### [PROBLEM TO SOLVE]
Look through the material below for "Timmy". Copy every line that contains it.

─── RECORDS SUPPLIED

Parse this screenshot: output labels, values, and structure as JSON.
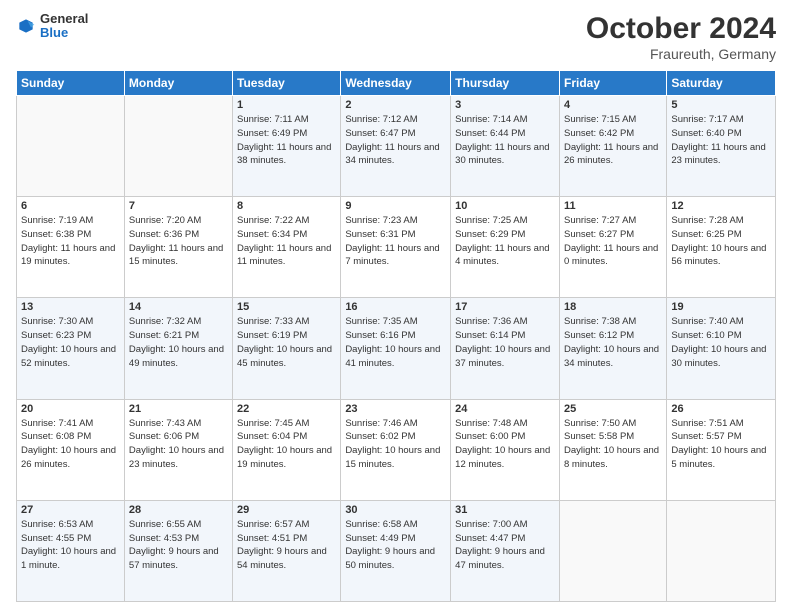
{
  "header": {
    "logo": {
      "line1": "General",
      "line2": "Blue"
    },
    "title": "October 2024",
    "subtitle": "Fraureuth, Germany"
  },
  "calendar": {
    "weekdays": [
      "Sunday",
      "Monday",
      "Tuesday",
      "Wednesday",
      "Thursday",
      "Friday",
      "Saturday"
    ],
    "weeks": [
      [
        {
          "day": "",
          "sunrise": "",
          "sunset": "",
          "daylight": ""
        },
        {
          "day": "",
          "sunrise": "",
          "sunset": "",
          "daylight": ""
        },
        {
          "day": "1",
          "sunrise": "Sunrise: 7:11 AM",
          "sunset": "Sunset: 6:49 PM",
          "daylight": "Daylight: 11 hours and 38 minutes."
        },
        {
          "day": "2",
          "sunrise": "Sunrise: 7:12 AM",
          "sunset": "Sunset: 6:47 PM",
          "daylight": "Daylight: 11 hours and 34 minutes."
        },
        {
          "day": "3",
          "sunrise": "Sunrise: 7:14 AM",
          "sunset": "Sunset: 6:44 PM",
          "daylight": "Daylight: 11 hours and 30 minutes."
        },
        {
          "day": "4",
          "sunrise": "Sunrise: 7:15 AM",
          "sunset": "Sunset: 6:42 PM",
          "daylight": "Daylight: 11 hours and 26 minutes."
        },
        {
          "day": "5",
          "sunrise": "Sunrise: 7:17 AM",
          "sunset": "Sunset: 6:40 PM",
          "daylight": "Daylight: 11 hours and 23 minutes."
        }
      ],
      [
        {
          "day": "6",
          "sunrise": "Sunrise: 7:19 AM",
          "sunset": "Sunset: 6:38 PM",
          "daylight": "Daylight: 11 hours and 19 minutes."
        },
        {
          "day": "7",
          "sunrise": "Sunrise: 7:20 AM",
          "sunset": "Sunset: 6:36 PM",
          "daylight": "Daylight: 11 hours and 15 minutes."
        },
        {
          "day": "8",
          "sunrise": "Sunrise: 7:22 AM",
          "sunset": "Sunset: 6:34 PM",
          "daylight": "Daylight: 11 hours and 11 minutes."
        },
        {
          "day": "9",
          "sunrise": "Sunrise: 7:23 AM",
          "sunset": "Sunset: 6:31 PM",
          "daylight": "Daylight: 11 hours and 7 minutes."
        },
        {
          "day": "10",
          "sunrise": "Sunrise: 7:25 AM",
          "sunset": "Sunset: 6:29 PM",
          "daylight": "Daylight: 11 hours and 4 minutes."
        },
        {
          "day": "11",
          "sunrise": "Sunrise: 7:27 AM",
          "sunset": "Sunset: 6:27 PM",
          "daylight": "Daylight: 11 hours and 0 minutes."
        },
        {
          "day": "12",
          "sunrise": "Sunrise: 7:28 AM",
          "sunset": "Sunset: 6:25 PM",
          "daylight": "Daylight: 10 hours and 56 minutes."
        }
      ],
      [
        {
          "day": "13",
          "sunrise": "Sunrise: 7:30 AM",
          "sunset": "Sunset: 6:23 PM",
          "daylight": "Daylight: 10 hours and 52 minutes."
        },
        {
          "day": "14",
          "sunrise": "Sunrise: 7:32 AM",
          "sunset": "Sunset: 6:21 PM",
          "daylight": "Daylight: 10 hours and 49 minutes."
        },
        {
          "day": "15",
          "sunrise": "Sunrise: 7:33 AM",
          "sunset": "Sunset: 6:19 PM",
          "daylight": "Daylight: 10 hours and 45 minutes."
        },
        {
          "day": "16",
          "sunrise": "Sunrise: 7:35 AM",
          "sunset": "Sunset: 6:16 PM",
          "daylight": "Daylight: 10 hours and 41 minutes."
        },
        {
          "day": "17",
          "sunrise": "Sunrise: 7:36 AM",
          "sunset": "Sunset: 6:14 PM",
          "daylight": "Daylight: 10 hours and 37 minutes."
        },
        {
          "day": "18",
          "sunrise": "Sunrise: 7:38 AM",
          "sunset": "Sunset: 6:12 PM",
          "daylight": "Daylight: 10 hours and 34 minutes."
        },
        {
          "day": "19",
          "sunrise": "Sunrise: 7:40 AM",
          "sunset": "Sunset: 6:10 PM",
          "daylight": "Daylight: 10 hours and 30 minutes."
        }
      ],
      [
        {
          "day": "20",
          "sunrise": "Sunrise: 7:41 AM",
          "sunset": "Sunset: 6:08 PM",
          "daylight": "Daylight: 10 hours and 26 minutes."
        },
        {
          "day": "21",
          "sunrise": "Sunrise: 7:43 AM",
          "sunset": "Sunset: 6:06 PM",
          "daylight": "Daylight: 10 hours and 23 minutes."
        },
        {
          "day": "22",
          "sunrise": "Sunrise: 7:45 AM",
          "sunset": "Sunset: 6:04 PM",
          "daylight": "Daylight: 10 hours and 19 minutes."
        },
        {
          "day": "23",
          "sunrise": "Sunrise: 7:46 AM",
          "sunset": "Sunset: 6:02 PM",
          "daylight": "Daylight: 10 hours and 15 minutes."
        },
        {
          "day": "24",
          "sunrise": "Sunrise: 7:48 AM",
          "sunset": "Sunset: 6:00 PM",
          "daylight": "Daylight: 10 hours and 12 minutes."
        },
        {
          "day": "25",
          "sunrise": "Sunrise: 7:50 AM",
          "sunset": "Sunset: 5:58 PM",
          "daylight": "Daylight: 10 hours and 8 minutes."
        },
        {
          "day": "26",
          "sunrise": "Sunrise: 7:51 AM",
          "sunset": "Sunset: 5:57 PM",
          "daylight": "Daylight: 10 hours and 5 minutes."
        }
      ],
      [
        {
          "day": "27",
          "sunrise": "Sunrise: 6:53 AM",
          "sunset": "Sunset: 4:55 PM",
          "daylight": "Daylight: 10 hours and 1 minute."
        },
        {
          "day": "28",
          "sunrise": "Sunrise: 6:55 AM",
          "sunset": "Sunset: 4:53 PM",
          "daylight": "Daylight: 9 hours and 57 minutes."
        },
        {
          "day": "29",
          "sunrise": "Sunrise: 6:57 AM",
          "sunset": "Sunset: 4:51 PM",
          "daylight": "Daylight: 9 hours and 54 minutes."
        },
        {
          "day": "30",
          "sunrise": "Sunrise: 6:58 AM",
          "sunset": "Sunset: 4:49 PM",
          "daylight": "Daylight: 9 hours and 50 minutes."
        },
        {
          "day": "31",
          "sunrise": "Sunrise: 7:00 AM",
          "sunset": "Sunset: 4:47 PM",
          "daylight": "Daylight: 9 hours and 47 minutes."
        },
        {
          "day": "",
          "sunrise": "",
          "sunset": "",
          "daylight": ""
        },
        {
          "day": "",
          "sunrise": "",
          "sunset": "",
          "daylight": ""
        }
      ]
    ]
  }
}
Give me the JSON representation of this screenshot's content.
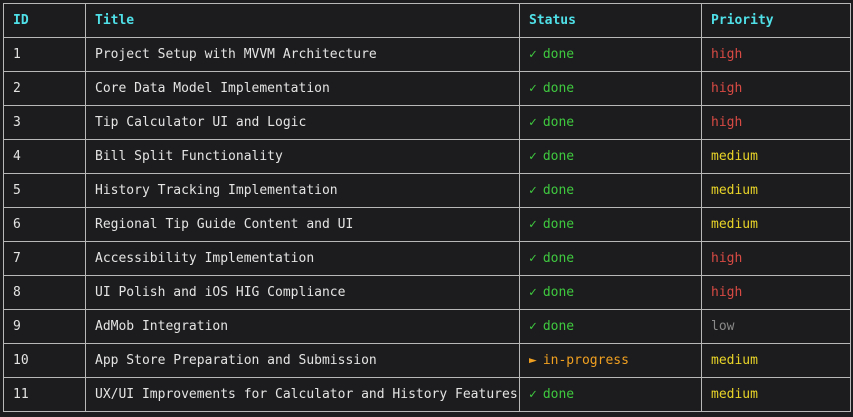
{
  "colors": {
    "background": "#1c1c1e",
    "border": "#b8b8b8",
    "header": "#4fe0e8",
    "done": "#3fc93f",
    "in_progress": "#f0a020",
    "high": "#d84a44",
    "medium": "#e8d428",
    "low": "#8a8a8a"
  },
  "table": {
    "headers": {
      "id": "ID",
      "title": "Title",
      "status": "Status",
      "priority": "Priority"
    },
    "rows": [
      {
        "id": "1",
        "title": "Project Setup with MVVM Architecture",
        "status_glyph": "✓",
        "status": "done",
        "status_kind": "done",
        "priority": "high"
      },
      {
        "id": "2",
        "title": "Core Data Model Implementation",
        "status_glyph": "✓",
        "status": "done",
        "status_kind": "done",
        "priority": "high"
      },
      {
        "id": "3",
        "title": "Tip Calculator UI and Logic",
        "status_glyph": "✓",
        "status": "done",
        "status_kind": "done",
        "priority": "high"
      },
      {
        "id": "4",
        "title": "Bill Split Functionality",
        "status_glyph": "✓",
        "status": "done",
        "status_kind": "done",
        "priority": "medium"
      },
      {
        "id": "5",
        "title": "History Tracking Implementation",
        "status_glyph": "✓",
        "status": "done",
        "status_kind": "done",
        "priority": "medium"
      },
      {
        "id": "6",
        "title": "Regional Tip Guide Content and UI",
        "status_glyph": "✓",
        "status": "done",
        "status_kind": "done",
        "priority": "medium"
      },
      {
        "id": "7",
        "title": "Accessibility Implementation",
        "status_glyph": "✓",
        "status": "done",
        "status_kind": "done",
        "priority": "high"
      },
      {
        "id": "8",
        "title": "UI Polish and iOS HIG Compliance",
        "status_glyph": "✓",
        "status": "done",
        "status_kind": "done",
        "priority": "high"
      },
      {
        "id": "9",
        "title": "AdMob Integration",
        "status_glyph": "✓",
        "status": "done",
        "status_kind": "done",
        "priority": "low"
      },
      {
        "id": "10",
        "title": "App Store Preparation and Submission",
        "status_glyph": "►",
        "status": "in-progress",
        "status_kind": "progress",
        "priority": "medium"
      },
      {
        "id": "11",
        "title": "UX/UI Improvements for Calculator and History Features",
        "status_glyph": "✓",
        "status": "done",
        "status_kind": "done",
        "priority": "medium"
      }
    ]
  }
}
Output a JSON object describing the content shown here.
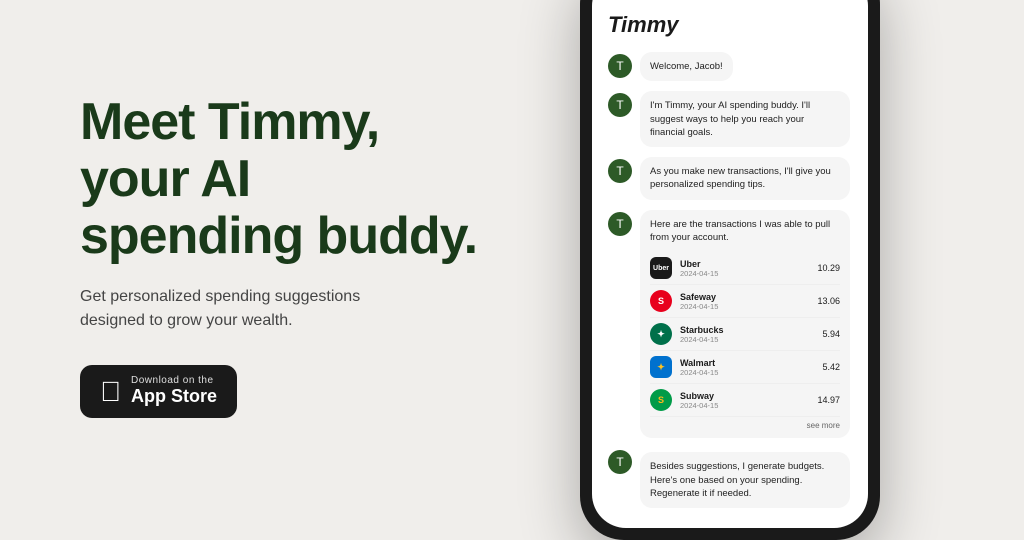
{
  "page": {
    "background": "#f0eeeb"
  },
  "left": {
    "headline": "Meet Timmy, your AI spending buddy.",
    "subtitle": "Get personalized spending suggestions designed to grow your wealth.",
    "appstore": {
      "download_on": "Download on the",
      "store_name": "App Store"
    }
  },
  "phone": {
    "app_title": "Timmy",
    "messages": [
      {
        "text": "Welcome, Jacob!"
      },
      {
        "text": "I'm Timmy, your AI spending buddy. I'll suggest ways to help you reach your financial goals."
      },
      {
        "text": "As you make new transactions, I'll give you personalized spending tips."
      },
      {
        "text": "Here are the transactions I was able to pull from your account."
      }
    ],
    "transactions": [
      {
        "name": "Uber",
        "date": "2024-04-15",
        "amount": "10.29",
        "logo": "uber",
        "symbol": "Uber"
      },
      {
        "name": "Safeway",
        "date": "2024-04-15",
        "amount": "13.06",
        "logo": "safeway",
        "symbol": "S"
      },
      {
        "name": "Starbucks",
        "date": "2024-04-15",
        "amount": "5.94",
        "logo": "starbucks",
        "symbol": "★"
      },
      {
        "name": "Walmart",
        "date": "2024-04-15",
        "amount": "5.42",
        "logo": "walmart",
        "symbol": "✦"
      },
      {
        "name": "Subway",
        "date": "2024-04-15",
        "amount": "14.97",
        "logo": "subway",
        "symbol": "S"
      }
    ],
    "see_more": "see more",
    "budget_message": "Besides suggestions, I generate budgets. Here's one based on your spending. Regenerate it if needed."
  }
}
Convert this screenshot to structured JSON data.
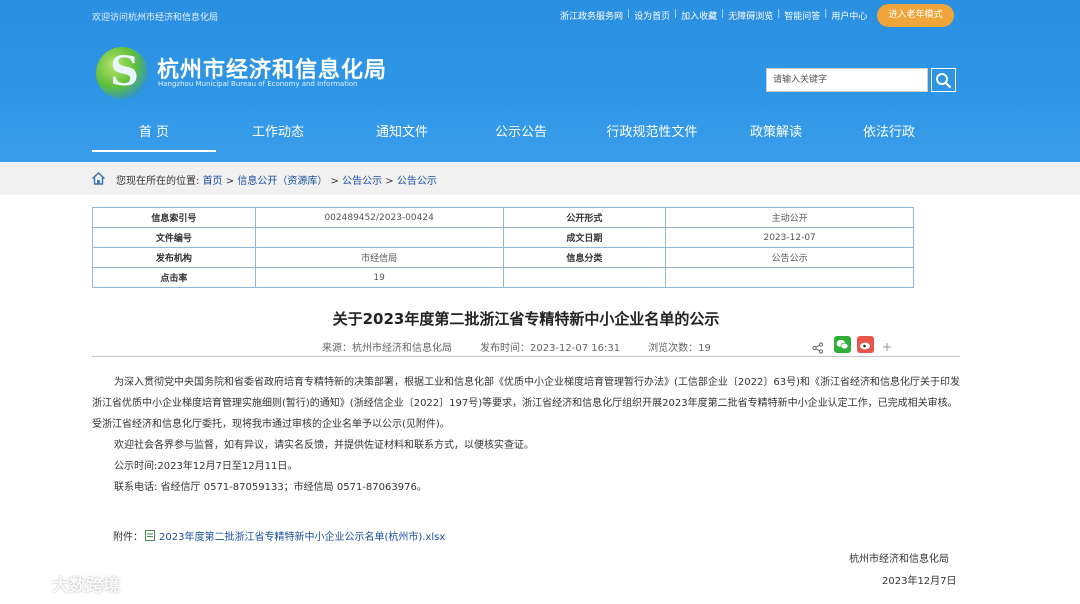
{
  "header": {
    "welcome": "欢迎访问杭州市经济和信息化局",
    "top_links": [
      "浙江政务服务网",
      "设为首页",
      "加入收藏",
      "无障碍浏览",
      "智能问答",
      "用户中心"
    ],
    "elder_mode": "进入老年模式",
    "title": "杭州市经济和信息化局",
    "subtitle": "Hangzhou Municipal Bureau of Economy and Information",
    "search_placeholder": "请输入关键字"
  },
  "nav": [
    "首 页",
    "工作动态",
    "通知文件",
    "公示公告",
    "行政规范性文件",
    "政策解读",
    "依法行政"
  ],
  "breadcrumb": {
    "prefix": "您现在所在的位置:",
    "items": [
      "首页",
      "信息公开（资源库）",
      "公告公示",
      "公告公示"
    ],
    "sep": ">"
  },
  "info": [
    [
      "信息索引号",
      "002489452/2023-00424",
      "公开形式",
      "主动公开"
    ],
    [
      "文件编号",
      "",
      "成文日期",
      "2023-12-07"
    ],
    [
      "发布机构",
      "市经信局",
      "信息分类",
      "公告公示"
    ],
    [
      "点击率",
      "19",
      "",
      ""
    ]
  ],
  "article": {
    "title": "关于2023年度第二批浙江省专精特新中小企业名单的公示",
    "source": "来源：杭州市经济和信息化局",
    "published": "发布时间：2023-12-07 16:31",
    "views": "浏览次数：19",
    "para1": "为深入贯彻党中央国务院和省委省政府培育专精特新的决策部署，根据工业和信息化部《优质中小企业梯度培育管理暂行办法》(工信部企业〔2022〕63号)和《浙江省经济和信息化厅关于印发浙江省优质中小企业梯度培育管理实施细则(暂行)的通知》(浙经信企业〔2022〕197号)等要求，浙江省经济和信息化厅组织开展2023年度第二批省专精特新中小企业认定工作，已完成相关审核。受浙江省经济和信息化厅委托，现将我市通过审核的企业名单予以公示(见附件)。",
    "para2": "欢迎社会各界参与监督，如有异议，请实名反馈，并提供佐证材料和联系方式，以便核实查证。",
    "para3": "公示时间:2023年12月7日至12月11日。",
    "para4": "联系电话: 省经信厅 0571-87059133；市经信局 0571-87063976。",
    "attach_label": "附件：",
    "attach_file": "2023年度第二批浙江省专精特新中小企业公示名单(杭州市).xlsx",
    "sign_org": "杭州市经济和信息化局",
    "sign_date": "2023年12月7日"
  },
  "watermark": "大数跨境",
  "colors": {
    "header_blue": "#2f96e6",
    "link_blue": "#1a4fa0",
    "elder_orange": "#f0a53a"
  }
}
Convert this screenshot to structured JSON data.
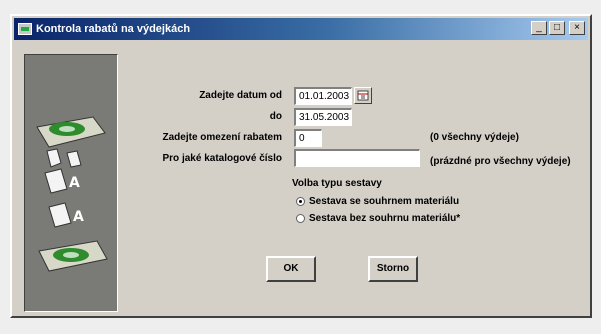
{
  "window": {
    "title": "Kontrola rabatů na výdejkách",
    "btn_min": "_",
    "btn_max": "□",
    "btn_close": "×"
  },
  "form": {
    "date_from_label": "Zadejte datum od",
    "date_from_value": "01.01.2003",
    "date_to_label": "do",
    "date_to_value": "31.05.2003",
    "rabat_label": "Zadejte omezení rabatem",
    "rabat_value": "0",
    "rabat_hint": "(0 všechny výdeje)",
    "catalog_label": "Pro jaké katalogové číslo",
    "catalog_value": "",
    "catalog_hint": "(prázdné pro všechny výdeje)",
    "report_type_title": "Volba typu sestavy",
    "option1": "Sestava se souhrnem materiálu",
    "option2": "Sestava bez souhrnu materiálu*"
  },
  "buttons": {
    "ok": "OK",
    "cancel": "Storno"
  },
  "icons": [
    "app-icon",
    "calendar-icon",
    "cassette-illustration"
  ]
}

──────

### [EXERCISE OUTPUT]
    "headline": "Meet Timmy, your AI spending buddy.",
    "app_title": "Timmy",
        "text": "I'm Timmy, your AI spending buddy. I'll suggest ways to help you reach your financial goals."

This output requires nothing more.